[Dataset excerpts]
######

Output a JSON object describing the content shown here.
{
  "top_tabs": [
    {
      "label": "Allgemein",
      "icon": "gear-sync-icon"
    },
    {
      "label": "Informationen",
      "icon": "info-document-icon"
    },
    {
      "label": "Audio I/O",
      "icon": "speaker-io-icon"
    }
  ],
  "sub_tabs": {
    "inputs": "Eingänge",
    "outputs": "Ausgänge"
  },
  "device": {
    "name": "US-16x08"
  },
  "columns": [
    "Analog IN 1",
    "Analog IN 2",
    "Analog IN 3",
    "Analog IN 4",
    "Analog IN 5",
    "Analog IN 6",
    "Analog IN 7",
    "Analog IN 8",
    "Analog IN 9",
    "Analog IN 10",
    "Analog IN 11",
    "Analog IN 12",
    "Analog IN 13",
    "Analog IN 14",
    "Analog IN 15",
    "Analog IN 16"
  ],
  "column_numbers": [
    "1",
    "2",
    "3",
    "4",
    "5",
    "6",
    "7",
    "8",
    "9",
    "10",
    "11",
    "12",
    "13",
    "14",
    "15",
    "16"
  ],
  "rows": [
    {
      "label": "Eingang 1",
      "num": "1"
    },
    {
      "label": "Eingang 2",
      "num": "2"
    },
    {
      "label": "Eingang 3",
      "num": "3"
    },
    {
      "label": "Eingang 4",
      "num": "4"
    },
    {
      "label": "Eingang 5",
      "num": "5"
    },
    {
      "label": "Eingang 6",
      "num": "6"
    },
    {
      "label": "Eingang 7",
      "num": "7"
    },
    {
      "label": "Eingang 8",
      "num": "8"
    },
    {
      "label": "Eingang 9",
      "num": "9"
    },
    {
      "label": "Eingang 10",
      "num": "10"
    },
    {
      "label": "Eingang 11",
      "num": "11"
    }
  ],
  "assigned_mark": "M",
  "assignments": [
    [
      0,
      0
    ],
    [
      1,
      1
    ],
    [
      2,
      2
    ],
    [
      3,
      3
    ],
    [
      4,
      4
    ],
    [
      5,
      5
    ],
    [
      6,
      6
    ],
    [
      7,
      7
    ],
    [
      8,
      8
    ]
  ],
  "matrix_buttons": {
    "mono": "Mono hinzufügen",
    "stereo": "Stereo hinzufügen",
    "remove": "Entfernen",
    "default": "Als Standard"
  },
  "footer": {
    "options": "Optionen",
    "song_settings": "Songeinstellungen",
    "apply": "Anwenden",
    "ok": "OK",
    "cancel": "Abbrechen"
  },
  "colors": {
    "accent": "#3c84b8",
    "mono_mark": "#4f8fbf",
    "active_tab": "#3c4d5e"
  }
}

######

SHORT TASK: Set down the material above again, word for word.

SOLUTION TO THE PROBLEM:
Output a JSON object describing the content shown here.
{
  "top_tabs": [
    {
      "label": "Allgemein",
      "icon": "gear-sync-icon"
    },
    {
      "label": "Informationen",
      "icon": "info-document-icon"
    },
    {
      "label": "Audio I/O",
      "icon": "speaker-io-icon"
    }
  ],
  "sub_tabs": {
    "inputs": "Eingänge",
    "outputs": "Ausgänge"
  },
  "device": {
    "name": "US-16x08"
  },
  "columns": [
    "Analog IN 1",
    "Analog IN 2",
    "Analog IN 3",
    "Analog IN 4",
    "Analog IN 5",
    "Analog IN 6",
    "Analog IN 7",
    "Analog IN 8",
    "Analog IN 9",
    "Analog IN 10",
    "Analog IN 11",
    "Analog IN 12",
    "Analog IN 13",
    "Analog IN 14",
    "Analog IN 15",
    "Analog IN 16"
  ],
  "column_numbers": [
    "1",
    "2",
    "3",
    "4",
    "5",
    "6",
    "7",
    "8",
    "9",
    "10",
    "11",
    "12",
    "13",
    "14",
    "15",
    "16"
  ],
  "rows": [
    {
      "label": "Eingang 1",
      "num": "1"
    },
    {
      "label": "Eingang 2",
      "num": "2"
    },
    {
      "label": "Eingang 3",
      "num": "3"
    },
    {
      "label": "Eingang 4",
      "num": "4"
    },
    {
      "label": "Eingang 5",
      "num": "5"
    },
    {
      "label": "Eingang 6",
      "num": "6"
    },
    {
      "label": "Eingang 7",
      "num": "7"
    },
    {
      "label": "Eingang 8",
      "num": "8"
    },
    {
      "label": "Eingang 9",
      "num": "9"
    },
    {
      "label": "Eingang 10",
      "num": "10"
    },
    {
      "label": "Eingang 11",
      "num": "11"
    }
  ],
  "assigned_mark": "M",
  "assignments": [
    [
      0,
      0
    ],
    [
      1,
      1
    ],
    [
      2,
      2
    ],
    [
      3,
      3
    ],
    [
      4,
      4
    ],
    [
      5,
      5
    ],
    [
      6,
      6
    ],
    [
      7,
      7
    ],
    [
      8,
      8
    ]
  ],
  "matrix_buttons": {
    "mono": "Mono hinzufügen",
    "stereo": "Stereo hinzufügen",
    "remove": "Entfernen",
    "default": "Als Standard"
  },
  "footer": {
    "options": "Optionen",
    "song_settings": "Songeinstellungen",
    "apply": "Anwenden",
    "ok": "OK",
    "cancel": "Abbrechen"
  },
  "colors": {
    "accent": "#3c84b8",
    "mono_mark": "#4f8fbf",
    "active_tab": "#3c4d5e"
  }
}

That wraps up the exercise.